▸ **WRITTEN TASK**
Produce an exact transcription of the listing below, omitting the pictures.

(Data entries for graphics)
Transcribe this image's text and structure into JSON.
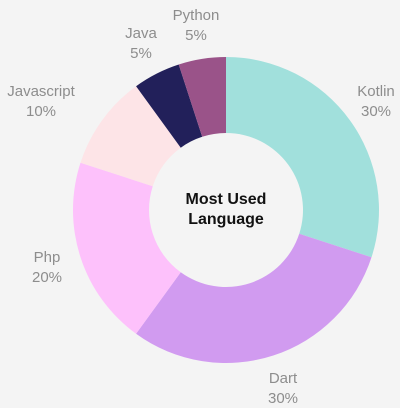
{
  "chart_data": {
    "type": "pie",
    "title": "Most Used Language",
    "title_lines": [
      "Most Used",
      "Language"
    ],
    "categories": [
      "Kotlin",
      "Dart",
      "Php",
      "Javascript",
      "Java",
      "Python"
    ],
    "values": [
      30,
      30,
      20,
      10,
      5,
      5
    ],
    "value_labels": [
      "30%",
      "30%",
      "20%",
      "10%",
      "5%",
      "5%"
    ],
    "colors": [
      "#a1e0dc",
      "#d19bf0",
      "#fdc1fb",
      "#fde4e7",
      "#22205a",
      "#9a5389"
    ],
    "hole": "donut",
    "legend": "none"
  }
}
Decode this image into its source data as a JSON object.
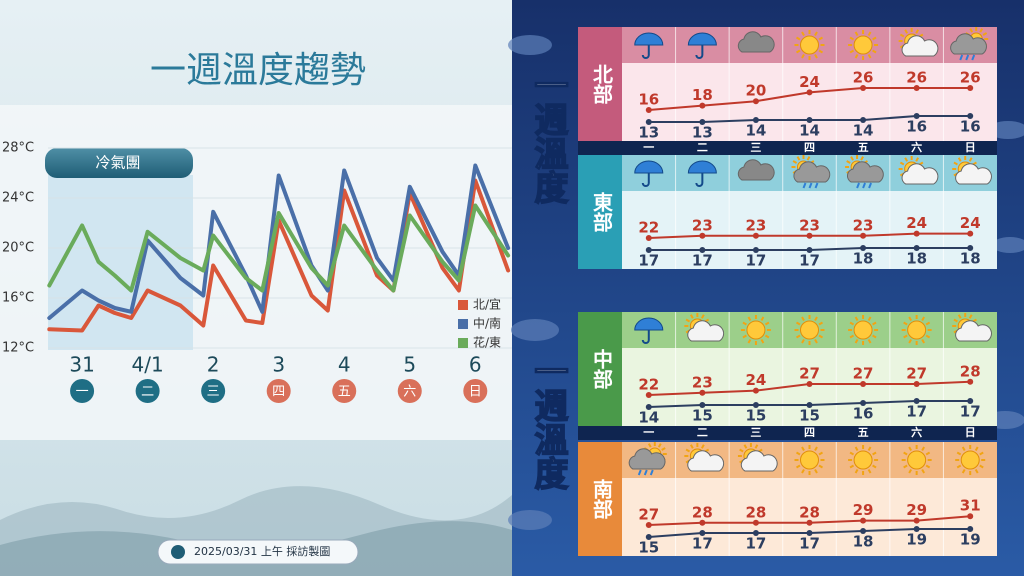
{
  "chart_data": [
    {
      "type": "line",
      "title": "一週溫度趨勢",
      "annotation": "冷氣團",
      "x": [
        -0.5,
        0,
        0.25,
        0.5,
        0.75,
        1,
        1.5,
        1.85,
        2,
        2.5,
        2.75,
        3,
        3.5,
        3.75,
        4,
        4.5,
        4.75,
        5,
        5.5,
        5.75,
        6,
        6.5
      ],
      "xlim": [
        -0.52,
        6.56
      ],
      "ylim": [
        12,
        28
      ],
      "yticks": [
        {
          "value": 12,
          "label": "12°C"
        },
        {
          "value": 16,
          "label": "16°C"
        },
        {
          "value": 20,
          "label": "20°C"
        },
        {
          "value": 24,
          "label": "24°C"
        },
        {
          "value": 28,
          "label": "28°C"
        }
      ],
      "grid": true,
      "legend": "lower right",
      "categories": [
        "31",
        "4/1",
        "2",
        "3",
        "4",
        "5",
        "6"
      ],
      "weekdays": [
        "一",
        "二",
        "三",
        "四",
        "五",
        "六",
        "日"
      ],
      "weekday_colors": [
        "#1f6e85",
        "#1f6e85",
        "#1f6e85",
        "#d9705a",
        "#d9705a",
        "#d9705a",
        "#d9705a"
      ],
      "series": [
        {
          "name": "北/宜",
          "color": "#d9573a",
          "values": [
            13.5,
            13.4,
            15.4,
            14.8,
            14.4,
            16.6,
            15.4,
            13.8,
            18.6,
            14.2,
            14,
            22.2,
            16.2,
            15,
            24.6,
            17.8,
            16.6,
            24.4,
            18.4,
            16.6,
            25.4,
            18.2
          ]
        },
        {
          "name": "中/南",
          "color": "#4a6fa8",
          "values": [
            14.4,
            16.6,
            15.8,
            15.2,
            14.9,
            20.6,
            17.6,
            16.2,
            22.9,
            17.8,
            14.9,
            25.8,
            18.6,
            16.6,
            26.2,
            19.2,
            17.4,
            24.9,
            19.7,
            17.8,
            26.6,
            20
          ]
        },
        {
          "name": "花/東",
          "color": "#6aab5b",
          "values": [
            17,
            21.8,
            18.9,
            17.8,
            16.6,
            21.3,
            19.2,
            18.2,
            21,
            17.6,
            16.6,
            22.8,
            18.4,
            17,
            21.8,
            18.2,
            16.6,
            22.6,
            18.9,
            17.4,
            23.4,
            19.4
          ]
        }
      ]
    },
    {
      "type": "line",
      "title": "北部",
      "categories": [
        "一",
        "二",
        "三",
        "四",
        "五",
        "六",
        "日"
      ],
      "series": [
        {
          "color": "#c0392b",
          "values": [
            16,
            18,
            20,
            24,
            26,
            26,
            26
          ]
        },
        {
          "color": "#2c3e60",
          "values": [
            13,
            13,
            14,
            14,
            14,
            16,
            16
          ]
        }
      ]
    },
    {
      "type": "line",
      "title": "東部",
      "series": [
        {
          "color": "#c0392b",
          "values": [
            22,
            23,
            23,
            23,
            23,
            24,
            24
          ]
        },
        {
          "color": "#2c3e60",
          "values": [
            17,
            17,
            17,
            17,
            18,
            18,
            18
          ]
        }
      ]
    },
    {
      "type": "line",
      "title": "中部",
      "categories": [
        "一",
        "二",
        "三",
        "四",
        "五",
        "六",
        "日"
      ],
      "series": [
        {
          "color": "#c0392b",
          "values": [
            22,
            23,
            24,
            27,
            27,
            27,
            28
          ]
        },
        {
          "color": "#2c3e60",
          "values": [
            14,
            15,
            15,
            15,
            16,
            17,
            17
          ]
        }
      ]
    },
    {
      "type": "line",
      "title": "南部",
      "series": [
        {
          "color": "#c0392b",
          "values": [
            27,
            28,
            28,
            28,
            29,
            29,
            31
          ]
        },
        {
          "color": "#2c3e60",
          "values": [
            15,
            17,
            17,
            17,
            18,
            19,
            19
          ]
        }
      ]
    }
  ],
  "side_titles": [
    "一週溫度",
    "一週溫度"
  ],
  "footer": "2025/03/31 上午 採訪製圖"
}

▸ **SOLVED EXERCISE**
Transcribe this image's text and structure into JSON.
{
  "chart_data": {
    "type": "pie",
    "title": "Most Used Language",
    "title_lines": [
      "Most Used",
      "Language"
    ],
    "categories": [
      "Kotlin",
      "Dart",
      "Php",
      "Javascript",
      "Java",
      "Python"
    ],
    "values": [
      30,
      30,
      20,
      10,
      5,
      5
    ],
    "value_labels": [
      "30%",
      "30%",
      "20%",
      "10%",
      "5%",
      "5%"
    ],
    "colors": [
      "#a1e0dc",
      "#d19bf0",
      "#fdc1fb",
      "#fde4e7",
      "#22205a",
      "#9a5389"
    ],
    "hole": "donut",
    "legend": "none"
  }
}
Decode this image into its source data as a JSON object.
{
  "chart_data": [
    {
      "type": "line",
      "title": "一週溫度趨勢",
      "annotation": "冷氣團",
      "x": [
        -0.5,
        0,
        0.25,
        0.5,
        0.75,
        1,
        1.5,
        1.85,
        2,
        2.5,
        2.75,
        3,
        3.5,
        3.75,
        4,
        4.5,
        4.75,
        5,
        5.5,
        5.75,
        6,
        6.5
      ],
      "xlim": [
        -0.52,
        6.56
      ],
      "ylim": [
        12,
        28
      ],
      "yticks": [
        {
          "value": 12,
          "label": "12°C"
        },
        {
          "value": 16,
          "label": "16°C"
        },
        {
          "value": 20,
          "label": "20°C"
        },
        {
          "value": 24,
          "label": "24°C"
        },
        {
          "value": 28,
          "label": "28°C"
        }
      ],
      "grid": true,
      "legend": "lower right",
      "categories": [
        "31",
        "4/1",
        "2",
        "3",
        "4",
        "5",
        "6"
      ],
      "weekdays": [
        "一",
        "二",
        "三",
        "四",
        "五",
        "六",
        "日"
      ],
      "weekday_colors": [
        "#1f6e85",
        "#1f6e85",
        "#1f6e85",
        "#d9705a",
        "#d9705a",
        "#d9705a",
        "#d9705a"
      ],
      "series": [
        {
          "name": "北/宜",
          "color": "#d9573a",
          "values": [
            13.5,
            13.4,
            15.4,
            14.8,
            14.4,
            16.6,
            15.4,
            13.8,
            18.6,
            14.2,
            14,
            22.2,
            16.2,
            15,
            24.6,
            17.8,
            16.6,
            24.4,
            18.4,
            16.6,
            25.4,
            18.2
          ]
        },
        {
          "name": "中/南",
          "color": "#4a6fa8",
          "values": [
            14.4,
            16.6,
            15.8,
            15.2,
            14.9,
            20.6,
            17.6,
            16.2,
            22.9,
            17.8,
            14.9,
            25.8,
            18.6,
            16.6,
            26.2,
            19.2,
            17.4,
            24.9,
            19.7,
            17.8,
            26.6,
            20
          ]
        },
        {
          "name": "花/東",
          "color": "#6aab5b",
          "values": [
            17,
            21.8,
            18.9,
            17.8,
            16.6,
            21.3,
            19.2,
            18.2,
            21,
            17.6,
            16.6,
            22.8,
            18.4,
            17,
            21.8,
            18.2,
            16.6,
            22.6,
            18.9,
            17.4,
            23.4,
            19.4
          ]
        }
      ]
    },
    {
      "type": "line",
      "title": "北部",
      "categories": [
        "一",
        "二",
        "三",
        "四",
        "五",
        "六",
        "日"
      ],
      "series": [
        {
          "color": "#c0392b",
          "values": [
            16,
            18,
            20,
            24,
            26,
            26,
            26
          ]
        },
        {
          "color": "#2c3e60",
          "values": [
            13,
            13,
            14,
            14,
            14,
            16,
            16
          ]
        }
      ]
    },
    {
      "type": "line",
      "title": "東部",
      "series": [
        {
          "color": "#c0392b",
          "values": [
            22,
            23,
            23,
            23,
            23,
            24,
            24
          ]
        },
        {
          "color": "#2c3e60",
          "values": [
            17,
            17,
            17,
            17,
            18,
            18,
            18
          ]
        }
      ]
    },
    {
      "type": "line",
      "title": "中部",
      "categories": [
        "一",
        "二",
        "三",
        "四",
        "五",
        "六",
        "日"
      ],
      "series": [
        {
          "color": "#c0392b",
          "values": [
            22,
            23,
            24,
            27,
            27,
            27,
            28
          ]
        },
        {
          "color": "#2c3e60",
          "values": [
            14,
            15,
            15,
            15,
            16,
            17,
            17
          ]
        }
      ]
    },
    {
      "type": "line",
      "title": "南部",
      "series": [
        {
          "color": "#c0392b",
          "values": [
            27,
            28,
            28,
            28,
            29,
            29,
            31
          ]
        },
        {
          "color": "#2c3e60",
          "values": [
            15,
            17,
            17,
            17,
            18,
            19,
            19
          ]
        }
      ]
    }
  ],
  "side_titles": [
    "一週溫度",
    "一週溫度"
  ],
  "footer": "2025/03/31 上午 採訪製圖"
}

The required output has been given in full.